======== EXCERPTED DATA

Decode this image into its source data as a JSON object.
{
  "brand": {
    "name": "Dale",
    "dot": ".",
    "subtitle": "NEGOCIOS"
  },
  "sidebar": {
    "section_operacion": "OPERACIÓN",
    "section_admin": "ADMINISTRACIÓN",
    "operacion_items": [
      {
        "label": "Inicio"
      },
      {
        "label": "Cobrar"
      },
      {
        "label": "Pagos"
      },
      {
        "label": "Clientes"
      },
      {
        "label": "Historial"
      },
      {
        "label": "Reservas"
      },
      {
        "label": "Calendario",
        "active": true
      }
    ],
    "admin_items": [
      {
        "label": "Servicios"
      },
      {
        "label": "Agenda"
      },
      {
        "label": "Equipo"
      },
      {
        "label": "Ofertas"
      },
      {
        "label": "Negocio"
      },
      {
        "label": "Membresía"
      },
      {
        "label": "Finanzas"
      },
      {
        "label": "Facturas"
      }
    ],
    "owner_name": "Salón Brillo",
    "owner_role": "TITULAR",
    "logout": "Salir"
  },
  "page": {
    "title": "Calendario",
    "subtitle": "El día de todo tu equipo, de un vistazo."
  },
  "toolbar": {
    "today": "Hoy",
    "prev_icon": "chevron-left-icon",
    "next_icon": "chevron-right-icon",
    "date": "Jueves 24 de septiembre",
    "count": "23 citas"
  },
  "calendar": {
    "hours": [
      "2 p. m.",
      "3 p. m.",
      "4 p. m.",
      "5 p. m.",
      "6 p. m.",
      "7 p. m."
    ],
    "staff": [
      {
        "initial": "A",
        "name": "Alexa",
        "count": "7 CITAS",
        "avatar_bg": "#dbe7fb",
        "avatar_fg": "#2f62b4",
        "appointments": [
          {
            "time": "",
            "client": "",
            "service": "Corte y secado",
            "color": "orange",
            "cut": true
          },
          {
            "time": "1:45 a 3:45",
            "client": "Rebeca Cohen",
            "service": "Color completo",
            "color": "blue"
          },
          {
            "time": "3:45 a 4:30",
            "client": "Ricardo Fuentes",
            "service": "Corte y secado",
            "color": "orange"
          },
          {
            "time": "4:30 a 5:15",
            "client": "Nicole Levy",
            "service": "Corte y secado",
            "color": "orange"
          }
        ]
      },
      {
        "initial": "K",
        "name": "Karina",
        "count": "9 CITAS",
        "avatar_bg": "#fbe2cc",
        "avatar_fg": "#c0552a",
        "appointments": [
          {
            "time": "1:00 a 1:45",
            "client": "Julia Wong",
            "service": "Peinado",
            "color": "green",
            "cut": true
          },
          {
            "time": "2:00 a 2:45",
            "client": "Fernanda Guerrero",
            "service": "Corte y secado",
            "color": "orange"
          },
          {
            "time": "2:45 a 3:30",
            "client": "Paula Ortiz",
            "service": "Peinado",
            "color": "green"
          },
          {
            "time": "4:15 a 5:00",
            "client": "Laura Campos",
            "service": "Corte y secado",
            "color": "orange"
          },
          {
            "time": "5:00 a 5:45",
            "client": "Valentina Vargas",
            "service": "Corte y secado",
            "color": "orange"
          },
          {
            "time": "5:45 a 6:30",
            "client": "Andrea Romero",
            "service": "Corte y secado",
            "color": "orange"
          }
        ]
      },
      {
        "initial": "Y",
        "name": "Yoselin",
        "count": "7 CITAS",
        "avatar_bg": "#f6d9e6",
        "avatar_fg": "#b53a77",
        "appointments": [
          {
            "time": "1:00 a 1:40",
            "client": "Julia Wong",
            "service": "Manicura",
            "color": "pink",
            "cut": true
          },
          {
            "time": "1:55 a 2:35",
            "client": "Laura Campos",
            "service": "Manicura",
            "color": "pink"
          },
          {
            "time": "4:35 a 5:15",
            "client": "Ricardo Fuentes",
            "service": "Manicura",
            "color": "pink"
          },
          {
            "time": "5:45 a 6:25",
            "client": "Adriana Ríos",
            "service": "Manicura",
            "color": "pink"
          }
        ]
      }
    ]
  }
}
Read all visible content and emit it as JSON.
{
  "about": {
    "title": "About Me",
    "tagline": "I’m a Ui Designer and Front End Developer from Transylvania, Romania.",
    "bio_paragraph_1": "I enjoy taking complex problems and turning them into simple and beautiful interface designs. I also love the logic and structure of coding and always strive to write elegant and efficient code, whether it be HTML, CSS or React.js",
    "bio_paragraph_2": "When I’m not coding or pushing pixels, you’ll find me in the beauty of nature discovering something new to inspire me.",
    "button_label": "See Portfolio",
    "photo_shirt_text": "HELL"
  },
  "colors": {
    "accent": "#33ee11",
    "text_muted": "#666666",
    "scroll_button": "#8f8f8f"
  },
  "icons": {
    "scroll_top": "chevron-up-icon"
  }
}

================

Only the count is needed: the number of lines in the data that include the word "chevron".

3